Write out each line from the data below that includes the word "JSON".

>>>

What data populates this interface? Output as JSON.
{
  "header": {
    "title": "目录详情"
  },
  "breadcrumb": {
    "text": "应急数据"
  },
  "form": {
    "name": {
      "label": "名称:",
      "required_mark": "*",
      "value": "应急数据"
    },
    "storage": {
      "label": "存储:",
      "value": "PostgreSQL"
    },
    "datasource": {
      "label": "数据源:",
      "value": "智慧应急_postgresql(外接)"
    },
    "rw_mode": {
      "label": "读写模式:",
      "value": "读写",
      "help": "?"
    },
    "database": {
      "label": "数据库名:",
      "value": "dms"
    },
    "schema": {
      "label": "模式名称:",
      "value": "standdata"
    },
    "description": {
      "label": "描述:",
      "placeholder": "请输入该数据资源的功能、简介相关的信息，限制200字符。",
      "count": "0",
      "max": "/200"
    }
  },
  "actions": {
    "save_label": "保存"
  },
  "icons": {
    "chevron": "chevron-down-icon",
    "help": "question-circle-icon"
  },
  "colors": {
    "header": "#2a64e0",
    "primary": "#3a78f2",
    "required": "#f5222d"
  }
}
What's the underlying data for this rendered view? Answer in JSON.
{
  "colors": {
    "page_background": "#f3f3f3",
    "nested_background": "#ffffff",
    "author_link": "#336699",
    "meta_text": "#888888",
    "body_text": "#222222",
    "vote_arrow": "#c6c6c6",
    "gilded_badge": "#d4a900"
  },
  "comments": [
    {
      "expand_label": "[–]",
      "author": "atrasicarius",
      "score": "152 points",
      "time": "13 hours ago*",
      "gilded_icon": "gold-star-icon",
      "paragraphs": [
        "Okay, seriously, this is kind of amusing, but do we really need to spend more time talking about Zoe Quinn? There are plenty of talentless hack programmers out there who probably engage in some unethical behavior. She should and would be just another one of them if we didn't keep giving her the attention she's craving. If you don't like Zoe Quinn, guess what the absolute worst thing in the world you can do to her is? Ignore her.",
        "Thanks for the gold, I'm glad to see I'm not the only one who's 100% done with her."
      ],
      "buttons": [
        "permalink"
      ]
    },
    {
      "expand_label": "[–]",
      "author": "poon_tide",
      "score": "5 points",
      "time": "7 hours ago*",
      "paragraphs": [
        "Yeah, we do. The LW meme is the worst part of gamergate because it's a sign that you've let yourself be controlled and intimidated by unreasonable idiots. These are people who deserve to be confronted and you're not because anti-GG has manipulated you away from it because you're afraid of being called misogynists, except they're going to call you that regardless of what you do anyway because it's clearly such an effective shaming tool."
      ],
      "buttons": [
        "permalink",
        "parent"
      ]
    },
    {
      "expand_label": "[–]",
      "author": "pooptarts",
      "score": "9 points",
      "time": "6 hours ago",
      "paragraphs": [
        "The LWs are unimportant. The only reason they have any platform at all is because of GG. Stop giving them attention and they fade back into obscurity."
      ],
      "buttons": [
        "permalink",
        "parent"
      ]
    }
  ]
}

<<<

• _Worked solution_
What data populates this interface? Output as JSON.
What's the underlying data for this rendered view? Answer in JSON.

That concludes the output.